**Records from a collection:**

------------------------

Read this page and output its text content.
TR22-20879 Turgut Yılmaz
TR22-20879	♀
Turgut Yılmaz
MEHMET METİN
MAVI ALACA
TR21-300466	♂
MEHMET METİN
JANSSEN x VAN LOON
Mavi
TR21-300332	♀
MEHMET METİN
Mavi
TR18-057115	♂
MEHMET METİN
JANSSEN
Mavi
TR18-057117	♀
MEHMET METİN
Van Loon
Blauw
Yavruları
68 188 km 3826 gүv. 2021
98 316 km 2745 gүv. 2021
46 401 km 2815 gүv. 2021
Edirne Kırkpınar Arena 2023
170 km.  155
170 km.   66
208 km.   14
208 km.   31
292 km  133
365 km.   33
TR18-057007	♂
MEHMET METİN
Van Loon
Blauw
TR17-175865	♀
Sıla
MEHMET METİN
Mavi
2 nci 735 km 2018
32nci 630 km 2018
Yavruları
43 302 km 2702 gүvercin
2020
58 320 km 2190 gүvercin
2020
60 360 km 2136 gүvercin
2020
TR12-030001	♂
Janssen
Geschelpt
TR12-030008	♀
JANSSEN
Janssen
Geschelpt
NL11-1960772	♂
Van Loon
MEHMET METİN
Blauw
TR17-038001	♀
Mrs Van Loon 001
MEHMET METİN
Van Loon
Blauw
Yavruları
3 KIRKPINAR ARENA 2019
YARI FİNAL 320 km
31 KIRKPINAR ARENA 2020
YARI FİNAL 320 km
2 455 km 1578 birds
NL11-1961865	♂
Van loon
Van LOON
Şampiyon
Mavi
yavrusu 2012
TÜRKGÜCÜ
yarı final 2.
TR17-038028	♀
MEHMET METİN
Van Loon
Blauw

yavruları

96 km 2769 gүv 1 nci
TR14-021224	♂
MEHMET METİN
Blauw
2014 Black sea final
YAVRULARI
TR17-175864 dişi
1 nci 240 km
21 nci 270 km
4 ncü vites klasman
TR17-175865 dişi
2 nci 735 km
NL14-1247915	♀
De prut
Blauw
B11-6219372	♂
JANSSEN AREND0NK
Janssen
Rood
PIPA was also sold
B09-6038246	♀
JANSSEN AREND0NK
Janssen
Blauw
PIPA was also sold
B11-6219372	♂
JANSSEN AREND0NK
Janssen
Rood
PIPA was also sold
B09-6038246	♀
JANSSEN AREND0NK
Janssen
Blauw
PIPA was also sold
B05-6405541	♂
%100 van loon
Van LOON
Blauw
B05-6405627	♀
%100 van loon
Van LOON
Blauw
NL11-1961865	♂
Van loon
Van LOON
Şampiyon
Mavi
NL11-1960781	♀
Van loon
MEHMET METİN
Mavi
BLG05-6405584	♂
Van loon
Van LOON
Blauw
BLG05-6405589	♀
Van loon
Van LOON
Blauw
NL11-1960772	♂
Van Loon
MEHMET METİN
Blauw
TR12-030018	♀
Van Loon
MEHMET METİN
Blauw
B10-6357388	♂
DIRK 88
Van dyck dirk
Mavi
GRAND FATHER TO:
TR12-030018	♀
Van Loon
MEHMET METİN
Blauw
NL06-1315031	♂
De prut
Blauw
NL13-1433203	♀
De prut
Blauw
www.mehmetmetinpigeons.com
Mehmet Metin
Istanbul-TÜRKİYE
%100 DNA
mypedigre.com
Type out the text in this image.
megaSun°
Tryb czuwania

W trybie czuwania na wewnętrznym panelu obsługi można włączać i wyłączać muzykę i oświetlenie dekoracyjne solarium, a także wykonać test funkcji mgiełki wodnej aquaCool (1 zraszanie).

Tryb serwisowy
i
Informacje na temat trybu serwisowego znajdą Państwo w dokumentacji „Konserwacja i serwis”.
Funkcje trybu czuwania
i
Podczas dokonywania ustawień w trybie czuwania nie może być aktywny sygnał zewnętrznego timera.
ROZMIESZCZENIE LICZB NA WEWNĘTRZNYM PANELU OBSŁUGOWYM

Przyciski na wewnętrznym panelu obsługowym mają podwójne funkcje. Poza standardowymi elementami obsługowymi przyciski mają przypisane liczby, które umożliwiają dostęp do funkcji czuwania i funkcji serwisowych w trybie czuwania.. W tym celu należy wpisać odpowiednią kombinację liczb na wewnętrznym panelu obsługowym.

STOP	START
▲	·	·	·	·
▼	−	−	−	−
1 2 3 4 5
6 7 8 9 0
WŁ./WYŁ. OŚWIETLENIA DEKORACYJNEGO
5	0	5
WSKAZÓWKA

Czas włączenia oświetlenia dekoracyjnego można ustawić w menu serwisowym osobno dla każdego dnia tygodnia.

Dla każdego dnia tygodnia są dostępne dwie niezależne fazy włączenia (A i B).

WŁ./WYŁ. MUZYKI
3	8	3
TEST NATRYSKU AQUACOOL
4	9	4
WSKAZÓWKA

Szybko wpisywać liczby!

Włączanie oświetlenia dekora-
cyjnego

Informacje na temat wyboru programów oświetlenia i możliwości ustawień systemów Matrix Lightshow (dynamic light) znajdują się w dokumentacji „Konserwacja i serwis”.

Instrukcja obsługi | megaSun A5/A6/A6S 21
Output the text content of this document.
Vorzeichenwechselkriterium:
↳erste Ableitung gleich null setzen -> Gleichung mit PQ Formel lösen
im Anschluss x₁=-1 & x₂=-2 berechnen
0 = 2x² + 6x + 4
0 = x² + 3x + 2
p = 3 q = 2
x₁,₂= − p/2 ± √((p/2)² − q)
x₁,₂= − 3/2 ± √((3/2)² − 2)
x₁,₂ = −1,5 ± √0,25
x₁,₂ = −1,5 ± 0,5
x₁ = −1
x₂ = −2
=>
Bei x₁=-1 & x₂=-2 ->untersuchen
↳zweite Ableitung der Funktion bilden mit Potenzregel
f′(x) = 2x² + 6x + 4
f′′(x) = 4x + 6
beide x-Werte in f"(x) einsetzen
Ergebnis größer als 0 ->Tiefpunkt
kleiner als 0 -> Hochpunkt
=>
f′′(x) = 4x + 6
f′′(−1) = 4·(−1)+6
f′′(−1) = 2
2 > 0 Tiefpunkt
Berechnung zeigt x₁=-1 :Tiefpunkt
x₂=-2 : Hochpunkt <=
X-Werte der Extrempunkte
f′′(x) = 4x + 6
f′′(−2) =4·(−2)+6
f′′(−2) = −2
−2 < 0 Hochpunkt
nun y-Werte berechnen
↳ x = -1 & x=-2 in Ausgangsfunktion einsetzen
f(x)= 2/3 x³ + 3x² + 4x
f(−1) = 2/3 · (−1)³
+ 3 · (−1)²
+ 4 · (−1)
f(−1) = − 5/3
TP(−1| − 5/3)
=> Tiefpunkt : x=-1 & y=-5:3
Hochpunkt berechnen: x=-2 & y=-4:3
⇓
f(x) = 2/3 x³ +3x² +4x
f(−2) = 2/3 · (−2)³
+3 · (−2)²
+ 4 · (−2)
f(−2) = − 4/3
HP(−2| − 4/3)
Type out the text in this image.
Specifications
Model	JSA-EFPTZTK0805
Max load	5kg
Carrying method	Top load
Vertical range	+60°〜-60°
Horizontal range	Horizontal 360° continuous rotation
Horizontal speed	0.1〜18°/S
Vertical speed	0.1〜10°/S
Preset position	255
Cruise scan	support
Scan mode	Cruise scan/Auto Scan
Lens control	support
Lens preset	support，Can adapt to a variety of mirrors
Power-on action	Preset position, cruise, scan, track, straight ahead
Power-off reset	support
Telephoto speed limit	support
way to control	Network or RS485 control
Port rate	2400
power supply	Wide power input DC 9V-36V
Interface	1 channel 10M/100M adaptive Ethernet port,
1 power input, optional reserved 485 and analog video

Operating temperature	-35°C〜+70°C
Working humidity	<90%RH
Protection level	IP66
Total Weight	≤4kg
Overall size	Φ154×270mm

------------------------

**What the exercise asks:** Retype the whole listing, matching it exactly.

**Correct output:**
Read this page and output its text content.
TR22-20879 Turgut Yılmaz
TR22-20879	♀
Turgut Yılmaz
MEHMET METİN
MAVI ALACA
TR21-300466	♂
MEHMET METİN
JANSSEN x VAN LOON
Mavi
TR21-300332	♀
MEHMET METİN
Mavi
TR18-057115	♂
MEHMET METİN
JANSSEN
Mavi
TR18-057117	♀
MEHMET METİN
Van Loon
Blauw
Yavruları
68 188 km 3826 gүv. 2021
98 316 km 2745 gүv. 2021
46 401 km 2815 gүv. 2021
Edirne Kırkpınar Arena 2023
170 km.  155
170 km.   66
208 km.   14
208 km.   31
292 km  133
365 km.   33
TR18-057007	♂
MEHMET METİN
Van Loon
Blauw
TR17-175865	♀
Sıla
MEHMET METİN
Mavi
2 nci 735 km 2018
32nci 630 km 2018
Yavruları
43 302 km 2702 gүvercin
2020
58 320 km 2190 gүvercin
2020
60 360 km 2136 gүvercin
2020
TR12-030001	♂
Janssen
Geschelpt
TR12-030008	♀
JANSSEN
Janssen
Geschelpt
NL11-1960772	♂
Van Loon
MEHMET METİN
Blauw
TR17-038001	♀
Mrs Van Loon 001
MEHMET METİN
Van Loon
Blauw
Yavruları
3 KIRKPINAR ARENA 2019
YARI FİNAL 320 km
31 KIRKPINAR ARENA 2020
YARI FİNAL 320 km
2 455 km 1578 birds
NL11-1961865	♂
Van loon
Van LOON
Şampiyon
Mavi
yavrusu 2012
TÜRKGÜCÜ
yarı final 2.
TR17-038028	♀
MEHMET METİN
Van Loon
Blauw

yavruları

96 km 2769 gүv 1 nci
TR14-021224	♂
MEHMET METİN
Blauw
2014 Black sea final
YAVRULARI
TR17-175864 dişi
1 nci 240 km
21 nci 270 km
4 ncü vites klasman
TR17-175865 dişi
2 nci 735 km
NL14-1247915	♀
De prut
Blauw
B11-6219372	♂
JANSSEN AREND0NK
Janssen
Rood
PIPA was also sold
B09-6038246	♀
JANSSEN AREND0NK
Janssen
Blauw
PIPA was also sold
B11-6219372	♂
JANSSEN AREND0NK
Janssen
Rood
PIPA was also sold
B09-6038246	♀
JANSSEN AREND0NK
Janssen
Blauw
PIPA was also sold
B05-6405541	♂
%100 van loon
Van LOON
Blauw
B05-6405627	♀
%100 van loon
Van LOON
Blauw
NL11-1961865	♂
Van loon
Van LOON
Şampiyon
Mavi
NL11-1960781	♀
Van loon
MEHMET METİN
Mavi
BLG05-6405584	♂
Van loon
Van LOON
Blauw
BLG05-6405589	♀
Van loon
Van LOON
Blauw
NL11-1960772	♂
Van Loon
MEHMET METİN
Blauw
TR12-030018	♀
Van Loon
MEHMET METİN
Blauw
B10-6357388	♂
DIRK 88
Van dyck dirk
Mavi
GRAND FATHER TO:
TR12-030018	♀
Van Loon
MEHMET METİN
Blauw
NL06-1315031	♂
De prut
Blauw
NL13-1433203	♀
De prut
Blauw
www.mehmetmetinpigeons.com
Mehmet Metin
Istanbul-TÜRKİYE
%100 DNA
mypedigre.com
Type out the text in this image.
megaSun°
Tryb czuwania

W trybie czuwania na wewnętrznym panelu obsługi można włączać i wyłączać muzykę i oświetlenie dekoracyjne solarium, a także wykonać test funkcji mgiełki wodnej aquaCool (1 zraszanie).

Tryb serwisowy
i
Informacje na temat trybu serwisowego znajdą Państwo w dokumentacji „Konserwacja i serwis”.
Funkcje trybu czuwania
i
Podczas dokonywania ustawień w trybie czuwania nie może być aktywny sygnał zewnętrznego timera.
ROZMIESZCZENIE LICZB NA WEWNĘTRZNYM PANELU OBSŁUGOWYM

Przyciski na wewnętrznym panelu obsługowym mają podwójne funkcje. Poza standardowymi elementami obsługowymi przyciski mają przypisane liczby, które umożliwiają dostęp do funkcji czuwania i funkcji serwisowych w trybie czuwania.. W tym celu należy wpisać odpowiednią kombinację liczb na wewnętrznym panelu obsługowym.

STOP	START
▲	·	·	·	·
▼	−	−	−	−
1 2 3 4 5
6 7 8 9 0
WŁ./WYŁ. OŚWIETLENIA DEKORACYJNEGO
5	0	5
WSKAZÓWKA

Czas włączenia oświetlenia dekoracyjnego można ustawić w menu serwisowym osobno dla każdego dnia tygodnia.

Dla każdego dnia tygodnia są dostępne dwie niezależne fazy włączenia (A i B).

WŁ./WYŁ. MUZYKI
3	8	3
TEST NATRYSKU AQUACOOL
4	9	4
WSKAZÓWKA

Szybko wpisywać liczby!

Włączanie oświetlenia dekora-
cyjnego

Informacje na temat wyboru programów oświetlenia i możliwości ustawień systemów Matrix Lightshow (dynamic light) znajdują się w dokumentacji „Konserwacja i serwis”.

Instrukcja obsługi | megaSun A5/A6/A6S 21
Output the text content of this document.
Vorzeichenwechselkriterium:
↳erste Ableitung gleich null setzen -> Gleichung mit PQ Formel lösen
im Anschluss x₁=-1 & x₂=-2 berechnen
0 = 2x² + 6x + 4
0 = x² + 3x + 2
p = 3 q = 2
x₁,₂= − p/2 ± √((p/2)² − q)
x₁,₂= − 3/2 ± √((3/2)² − 2)
x₁,₂ = −1,5 ± √0,25
x₁,₂ = −1,5 ± 0,5
x₁ = −1
x₂ = −2
=>
Bei x₁=-1 & x₂=-2 ->untersuchen
↳zweite Ableitung der Funktion bilden mit Potenzregel
f′(x) = 2x² + 6x + 4
f′′(x) = 4x + 6
beide x-Werte in f"(x) einsetzen
Ergebnis größer als 0 ->Tiefpunkt
kleiner als 0 -> Hochpunkt
=>
f′′(x) = 4x + 6
f′′(−1) = 4·(−1)+6
f′′(−1) = 2
2 > 0 Tiefpunkt
Berechnung zeigt x₁=-1 :Tiefpunkt
x₂=-2 : Hochpunkt <=
X-Werte der Extrempunkte
f′′(x) = 4x + 6
f′′(−2) =4·(−2)+6
f′′(−2) = −2
−2 < 0 Hochpunkt
nun y-Werte berechnen
↳ x = -1 & x=-2 in Ausgangsfunktion einsetzen
f(x)= 2/3 x³ + 3x² + 4x
f(−1) = 2/3 · (−1)³
+ 3 · (−1)²
+ 4 · (−1)
f(−1) = − 5/3
TP(−1| − 5/3)
=> Tiefpunkt : x=-1 & y=-5:3
Hochpunkt berechnen: x=-2 & y=-4:3
⇓
f(x) = 2/3 x³ +3x² +4x
f(−2) = 2/3 · (−2)³
+3 · (−2)²
+ 4 · (−2)
f(−2) = − 4/3
HP(−2| − 4/3)
Type out the text in this image.
Specifications
Model	JSA-EFPTZTK0805
Max load	5kg
Carrying method	Top load
Vertical range	+60°〜-60°
Horizontal range	Horizontal 360° continuous rotation
Horizontal speed	0.1〜18°/S
Vertical speed	0.1〜10°/S
Preset position	255
Cruise scan	support
Scan mode	Cruise scan/Auto Scan
Lens control	support
Lens preset	support，Can adapt to a variety of mirrors
Power-on action	Preset position, cruise, scan, track, straight ahead
Power-off reset	support
Telephoto speed limit	support
way to control	Network or RS485 control
Port rate	2400
power supply	Wide power input DC 9V-36V
Interface	1 channel 10M/100M adaptive Ethernet port,
1 power input, optional reserved 485 and analog video

Operating temperature	-35°C〜+70°C
Working humidity	<90%RH
Protection level	IP66
Total Weight	≤4kg
Overall size	Φ154×270mm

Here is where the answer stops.